** Excerpt from a data file **
——

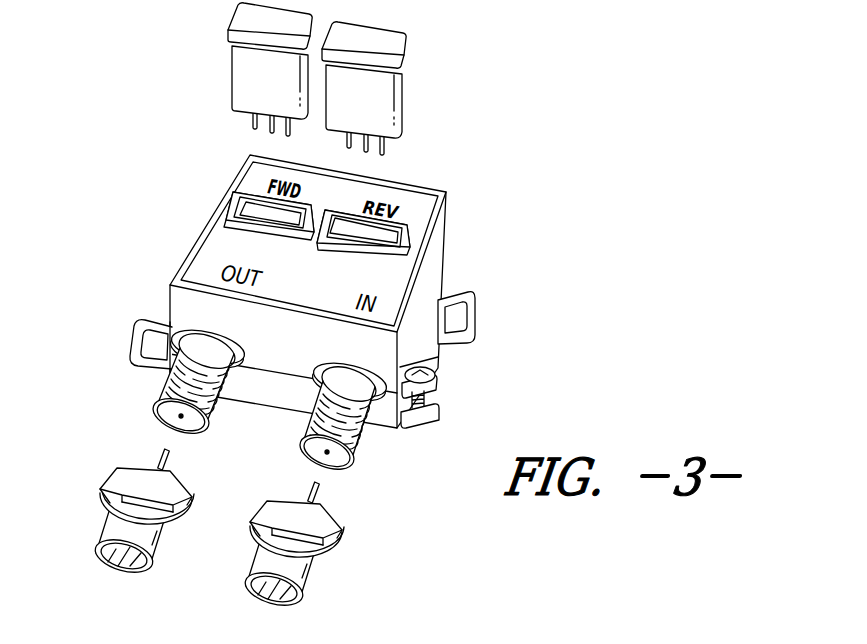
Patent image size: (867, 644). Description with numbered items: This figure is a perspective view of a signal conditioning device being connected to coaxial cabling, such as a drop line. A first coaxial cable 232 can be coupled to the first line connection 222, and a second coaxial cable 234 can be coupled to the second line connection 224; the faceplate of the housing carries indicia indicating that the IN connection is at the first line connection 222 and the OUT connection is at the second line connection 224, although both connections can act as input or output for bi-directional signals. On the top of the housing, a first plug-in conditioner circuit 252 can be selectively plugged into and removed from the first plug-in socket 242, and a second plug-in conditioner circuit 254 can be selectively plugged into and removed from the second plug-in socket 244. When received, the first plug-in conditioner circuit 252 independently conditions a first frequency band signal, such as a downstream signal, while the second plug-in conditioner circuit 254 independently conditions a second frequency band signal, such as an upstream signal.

The first line connection 222 is at (365, 437).
The second line connection 224 is at (157, 388).
The first coaxial cable 232 is at (344, 535).
The second coaxial cable 234 is at (100, 483).
The first plug-in socket 242 is at (237, 205).
The second plug-in socket 244 is at (413, 219).
The first plug-in conditioner circuit 252 is at (230, 87).
The second plug-in conditioner circuit 254 is at (407, 105).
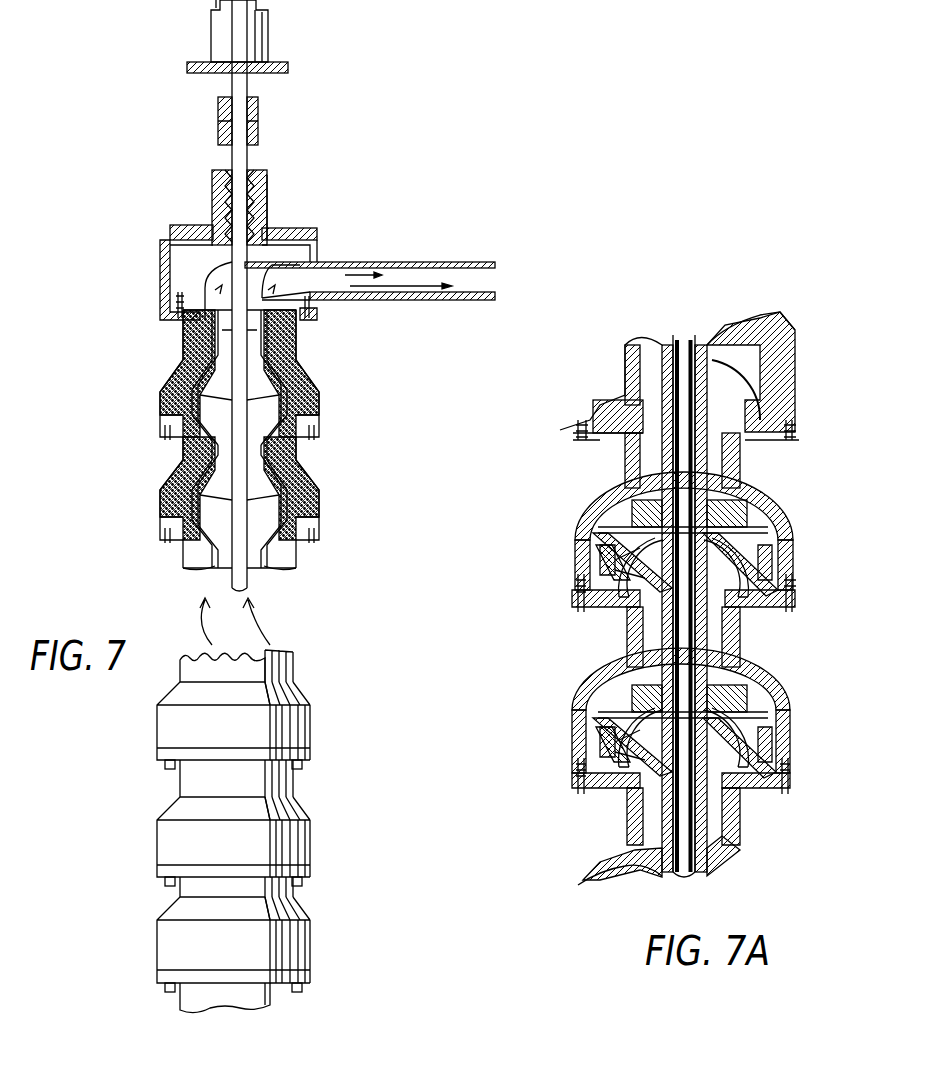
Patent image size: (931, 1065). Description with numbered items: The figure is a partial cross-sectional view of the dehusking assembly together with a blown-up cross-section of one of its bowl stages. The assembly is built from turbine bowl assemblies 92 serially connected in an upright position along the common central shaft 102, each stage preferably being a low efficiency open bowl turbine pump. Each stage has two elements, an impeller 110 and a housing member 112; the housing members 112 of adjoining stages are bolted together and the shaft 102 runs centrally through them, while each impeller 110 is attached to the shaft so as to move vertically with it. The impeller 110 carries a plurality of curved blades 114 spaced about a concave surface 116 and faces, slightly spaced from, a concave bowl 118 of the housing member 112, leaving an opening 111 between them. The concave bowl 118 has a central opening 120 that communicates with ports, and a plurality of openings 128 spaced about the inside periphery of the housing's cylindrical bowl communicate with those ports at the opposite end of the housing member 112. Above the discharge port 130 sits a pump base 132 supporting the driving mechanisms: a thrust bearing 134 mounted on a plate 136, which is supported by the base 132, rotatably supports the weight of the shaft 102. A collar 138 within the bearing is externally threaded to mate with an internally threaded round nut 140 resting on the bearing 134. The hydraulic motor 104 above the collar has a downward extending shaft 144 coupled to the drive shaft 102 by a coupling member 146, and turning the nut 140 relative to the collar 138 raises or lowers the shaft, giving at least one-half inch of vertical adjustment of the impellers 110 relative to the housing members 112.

In FIG. 7, the turbine bowl assemblies 92 is at (135, 865).
In FIG. 7, the central shaft 102 is at (232, 158).
In FIG. 7A, the central shaft 102 is at (697, 877).
In FIG. 7, the hydraulic motor 104 is at (268, 33).
In FIG. 7, the impeller 110 is at (270, 385).
In FIG. 7A, the impeller 110 is at (615, 545).
In FIG. 7A, the opening 111 is at (620, 576).
In FIG. 7, the housing member 112 is at (297, 487).
In FIG. 7A, the curved blades 114 is at (612, 562).
In FIG. 7A, the concave surface 116 is at (622, 610).
In FIG. 7A, the concave bowl 118 is at (622, 800).
In FIG. 7A, the central opening 120 is at (650, 650).
In FIG. 7A, the openings 128 is at (602, 506).
In FIG. 7, the discharge port 130 is at (468, 262).
In FIG. 7, the pump base 132 is at (320, 248).
In FIG. 7, the thrust bearing 134 is at (197, 227).
In FIG. 7, the plate 136 is at (300, 236).
In FIG. 7, the collar 138 is at (258, 168).
In FIG. 7, the round nut 140 is at (262, 205).
In FIG. 7, the shaft 144 is at (232, 82).
In FIG. 7, the coupling member 146 is at (260, 126).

——

Print the records from their start through the line containing "The first plug-in socket 242 is", with both ends included, and omit the pictures from the output.

** The response **
Patent image size: (867, 644). Description with numbered items: This figure is a perspective view of a signal conditioning device being connected to coaxial cabling, such as a drop line. A first coaxial cable 232 can be coupled to the first line connection 222, and a second coaxial cable 234 can be coupled to the second line connection 224; the faceplate of the housing carries indicia indicating that the IN connection is at the first line connection 222 and the OUT connection is at the second line connection 224, although both connections can act as input or output for bi-directional signals. On the top of the housing, a first plug-in conditioner circuit 252 can be selectively plugged into and removed from the first plug-in socket 242, and a second plug-in conditioner circuit 254 can be selectively plugged into and removed from the second plug-in socket 244. When received, the first plug-in conditioner circuit 252 independently conditions a first frequency band signal, such as a downstream signal, while the second plug-in conditioner circuit 254 independently conditions a second frequency band signal, such as an upstream signal.

The first line connection 222 is at (365, 437).
The second line connection 224 is at (157, 388).
The first coaxial cable 232 is at (344, 535).
The second coaxial cable 234 is at (100, 483).
The first plug-in socket 242 is at (237, 205).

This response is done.